● **Direction**
Keep only those lines of the records that include the string "auteur".

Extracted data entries
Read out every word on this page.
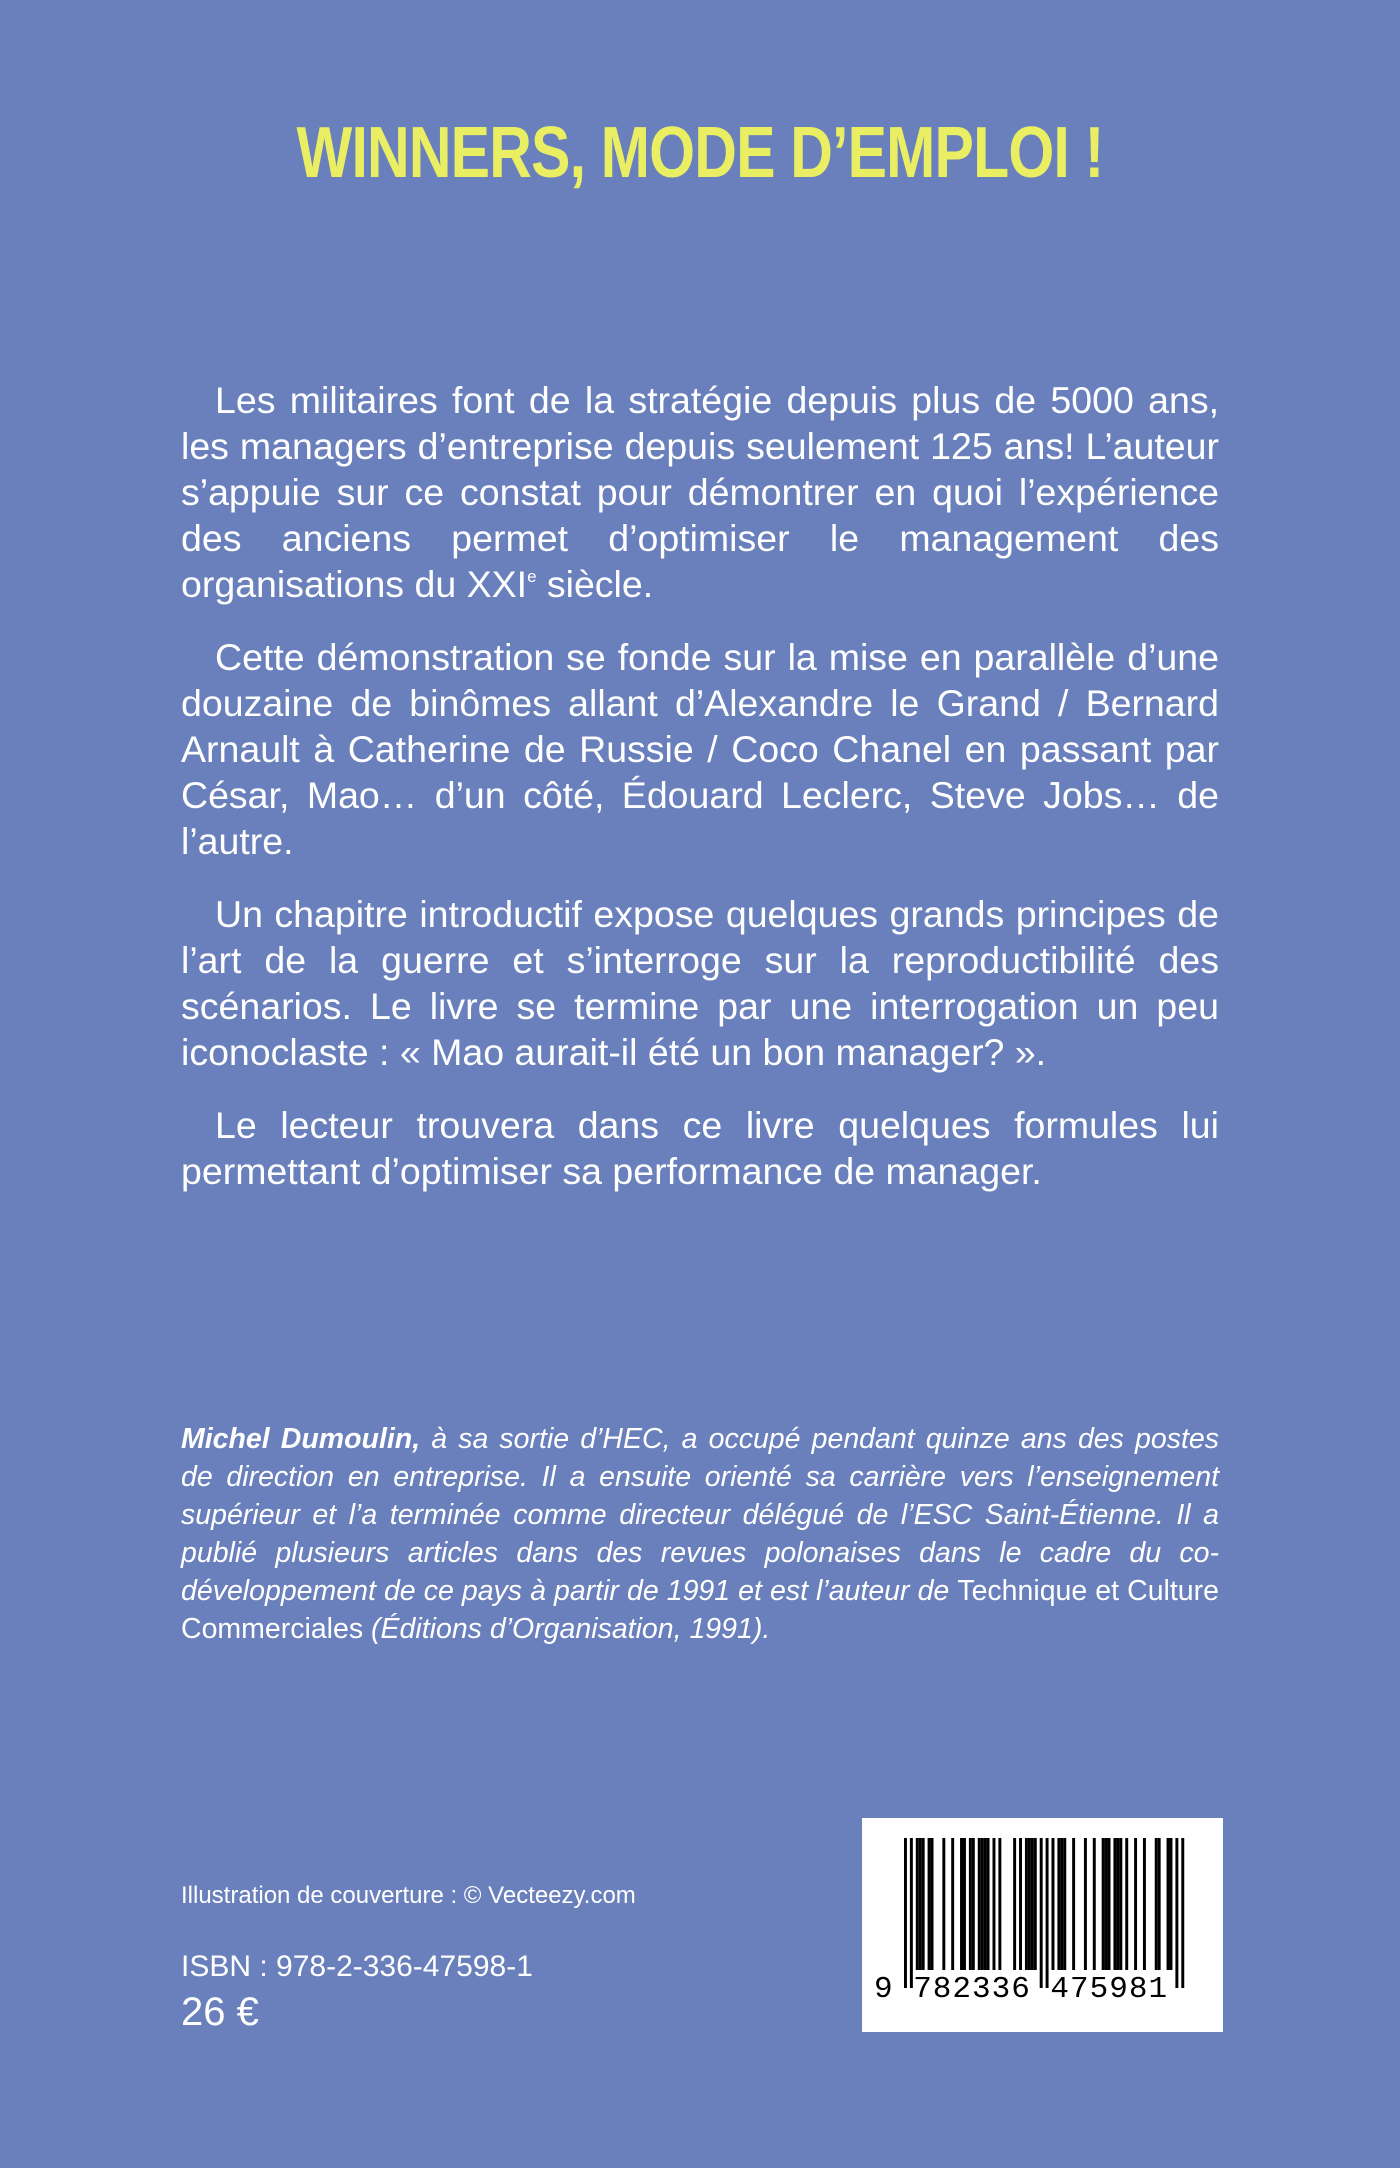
WINNERS, MODE D’EMPLOI !

Les militaires font de la stratégie depuis plus de 5000 ans, les managers d’entreprise depuis seulement 125 ans! L’auteur s’appuie sur ce constat pour démontrer en quoi l’expérience des anciens permet d’optimiser le management des organisations du XXIe siècle.

Cette démonstration se fonde sur la mise en parallèle d’une douzaine de binômes allant d’Alexandre le Grand / Bernard Arnault à Catherine de Russie / Coco Chanel en passant par César, Mao… d’un côté, Édouard Leclerc, Steve Jobs… de l’autre.

Un chapitre introductif expose quelques grands principes de l’art de la guerre et s’interroge sur la reproductibilité des scénarios. Le livre se termine par une interrogation un peu iconoclaste : « Mao aurait-il été un bon manager? ».

Le lecteur trouvera dans ce livre quelques formules lui permettant d’optimiser sa performance de manager.

Michel Dumoulin, à sa sortie d’HEC, a occupé pendant quinze ans des postes de direction en entreprise. Il a ensuite orienté sa carrière vers l’enseignement supérieur et l’a terminée comme directeur délégué de l’ESC Saint-Étienne. Il a publié plusieurs articles dans des revues polonaises dans le cadre du co-développement de ce pays à partir de 1991 et est l’auteur de Technique et Culture Commerciales (Éditions d’Organisation, 1991).
Illustration de couverture : © Vecteezy.com
ISBN : 978-2-336-47598-1
26 €
9 782336 475981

● **Result**
Les militaires font de la stratégie depuis plus de 5000 ans, les managers d’entreprise depuis seulement 125 ans! L’auteur s’appuie sur ce constat pour démontrer en quoi l’expérience des anciens permet d’optimiser le management des organisations du XXIe siècle.
Michel Dumoulin, à sa sortie d’HEC, a occupé pendant quinze ans des postes de direction en entreprise. Il a ensuite orienté sa carrière vers l’enseignement supérieur et l’a terminée comme directeur délégué de l’ESC Saint-Étienne. Il a publié plusieurs articles dans des revues polonaises dans le cadre du co-développement de ce pays à partir de 1991 et est l’auteur de Technique et Culture Commerciales (Éditions d’Organisation, 1991).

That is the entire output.